◆ Data for the task ◆
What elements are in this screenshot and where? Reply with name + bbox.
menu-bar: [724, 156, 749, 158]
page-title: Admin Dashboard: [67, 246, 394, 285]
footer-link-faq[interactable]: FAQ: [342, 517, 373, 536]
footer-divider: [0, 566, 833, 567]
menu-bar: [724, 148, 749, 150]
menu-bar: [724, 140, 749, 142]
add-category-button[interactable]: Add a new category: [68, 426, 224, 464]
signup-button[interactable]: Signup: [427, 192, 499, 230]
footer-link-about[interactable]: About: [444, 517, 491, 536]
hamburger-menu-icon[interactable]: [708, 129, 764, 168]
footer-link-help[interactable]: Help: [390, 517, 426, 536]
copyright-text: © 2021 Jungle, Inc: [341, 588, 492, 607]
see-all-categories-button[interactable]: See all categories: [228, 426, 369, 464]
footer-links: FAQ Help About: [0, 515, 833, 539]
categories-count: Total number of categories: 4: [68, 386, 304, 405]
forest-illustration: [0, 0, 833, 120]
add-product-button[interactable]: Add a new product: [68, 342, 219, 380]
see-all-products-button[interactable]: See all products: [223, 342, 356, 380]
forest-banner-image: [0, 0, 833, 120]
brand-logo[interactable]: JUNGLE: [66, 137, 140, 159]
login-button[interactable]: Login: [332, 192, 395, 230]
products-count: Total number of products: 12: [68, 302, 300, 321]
* * *
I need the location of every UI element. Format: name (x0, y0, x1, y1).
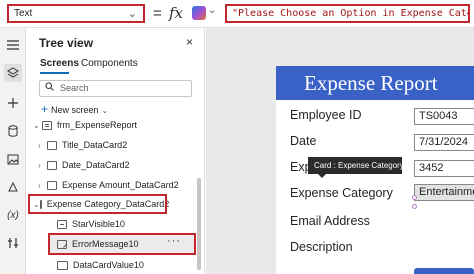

◆ Exercise instructions ◆
Please reproduce the lines of the records from the line with "What elements are" up to and including the line with "footer-link-about[interactable]: About: [444, 517, 491, 536]".

◆ Complete answer ◆
What elements are in this screenshot and where? Reply with name + bbox.
menu-bar: [724, 156, 749, 158]
page-title: Admin Dashboard: [67, 246, 394, 285]
footer-link-faq[interactable]: FAQ: [342, 517, 373, 536]
footer-divider: [0, 566, 833, 567]
menu-bar: [724, 148, 749, 150]
menu-bar: [724, 140, 749, 142]
add-category-button[interactable]: Add a new category: [68, 426, 224, 464]
signup-button[interactable]: Signup: [427, 192, 499, 230]
footer-link-about[interactable]: About: [444, 517, 491, 536]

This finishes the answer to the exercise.